Stored data entries =

---*---

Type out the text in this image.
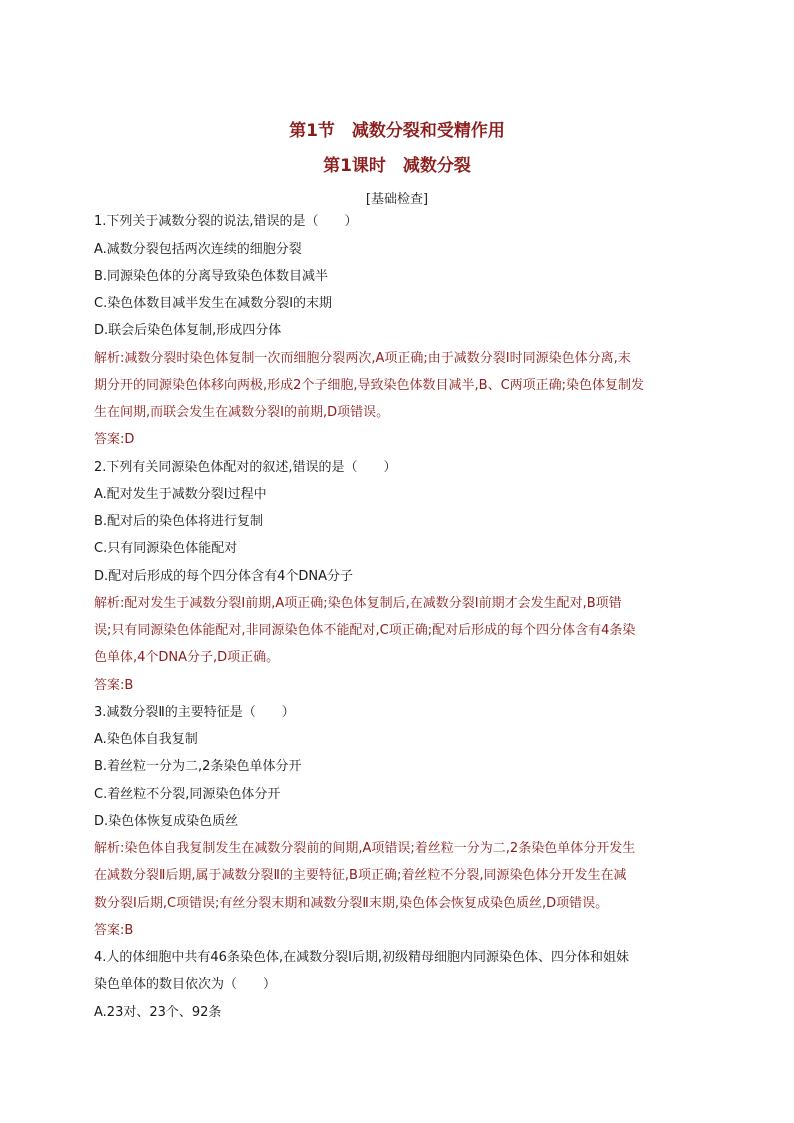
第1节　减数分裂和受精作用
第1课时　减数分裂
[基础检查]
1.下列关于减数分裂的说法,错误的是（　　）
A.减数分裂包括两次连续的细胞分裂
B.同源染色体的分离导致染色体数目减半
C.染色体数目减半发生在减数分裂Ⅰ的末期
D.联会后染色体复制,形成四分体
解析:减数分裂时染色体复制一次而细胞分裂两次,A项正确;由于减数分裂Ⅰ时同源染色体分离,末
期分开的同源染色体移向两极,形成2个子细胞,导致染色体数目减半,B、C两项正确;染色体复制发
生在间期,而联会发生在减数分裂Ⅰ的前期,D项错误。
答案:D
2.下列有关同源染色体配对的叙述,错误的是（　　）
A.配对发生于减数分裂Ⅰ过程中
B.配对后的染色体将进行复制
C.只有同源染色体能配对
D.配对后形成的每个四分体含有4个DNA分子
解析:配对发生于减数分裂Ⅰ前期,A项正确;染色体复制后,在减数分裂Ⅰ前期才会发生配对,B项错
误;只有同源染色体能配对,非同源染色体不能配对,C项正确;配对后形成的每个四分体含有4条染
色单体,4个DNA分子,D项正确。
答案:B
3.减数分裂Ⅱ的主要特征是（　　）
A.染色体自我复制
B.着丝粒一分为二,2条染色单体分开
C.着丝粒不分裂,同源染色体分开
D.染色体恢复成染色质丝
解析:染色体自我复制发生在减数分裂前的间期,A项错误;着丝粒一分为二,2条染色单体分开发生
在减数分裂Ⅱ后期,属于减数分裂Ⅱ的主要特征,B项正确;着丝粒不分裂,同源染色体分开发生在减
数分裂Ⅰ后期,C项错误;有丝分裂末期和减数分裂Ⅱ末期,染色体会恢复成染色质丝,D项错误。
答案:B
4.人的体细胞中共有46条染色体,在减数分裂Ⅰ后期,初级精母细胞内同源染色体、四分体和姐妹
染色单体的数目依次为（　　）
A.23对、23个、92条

---*---

WHAT THIS TASK INVOLVES =
Reproduce each line of the records exactly, and omit every picture.

TASK RESPONSE =
Type out the text in this image.
第1节　减数分裂和受精作用
第1课时　减数分裂
[基础检查]
1.下列关于减数分裂的说法,错误的是（　　）
A.减数分裂包括两次连续的细胞分裂
B.同源染色体的分离导致染色体数目减半
C.染色体数目减半发生在减数分裂Ⅰ的末期
D.联会后染色体复制,形成四分体
解析:减数分裂时染色体复制一次而细胞分裂两次,A项正确;由于减数分裂Ⅰ时同源染色体分离,末
期分开的同源染色体移向两极,形成2个子细胞,导致染色体数目减半,B、C两项正确;染色体复制发
生在间期,而联会发生在减数分裂Ⅰ的前期,D项错误。
答案:D
2.下列有关同源染色体配对的叙述,错误的是（　　）
A.配对发生于减数分裂Ⅰ过程中
B.配对后的染色体将进行复制
C.只有同源染色体能配对
D.配对后形成的每个四分体含有4个DNA分子
解析:配对发生于减数分裂Ⅰ前期,A项正确;染色体复制后,在减数分裂Ⅰ前期才会发生配对,B项错
误;只有同源染色体能配对,非同源染色体不能配对,C项正确;配对后形成的每个四分体含有4条染
色单体,4个DNA分子,D项正确。
答案:B
3.减数分裂Ⅱ的主要特征是（　　）
A.染色体自我复制
B.着丝粒一分为二,2条染色单体分开
C.着丝粒不分裂,同源染色体分开
D.染色体恢复成染色质丝
解析:染色体自我复制发生在减数分裂前的间期,A项错误;着丝粒一分为二,2条染色单体分开发生
在减数分裂Ⅱ后期,属于减数分裂Ⅱ的主要特征,B项正确;着丝粒不分裂,同源染色体分开发生在减
数分裂Ⅰ后期,C项错误;有丝分裂末期和减数分裂Ⅱ末期,染色体会恢复成染色质丝,D项错误。
答案:B
4.人的体细胞中共有46条染色体,在减数分裂Ⅰ后期,初级精母细胞内同源染色体、四分体和姐妹
染色单体的数目依次为（　　）
A.23对、23个、92条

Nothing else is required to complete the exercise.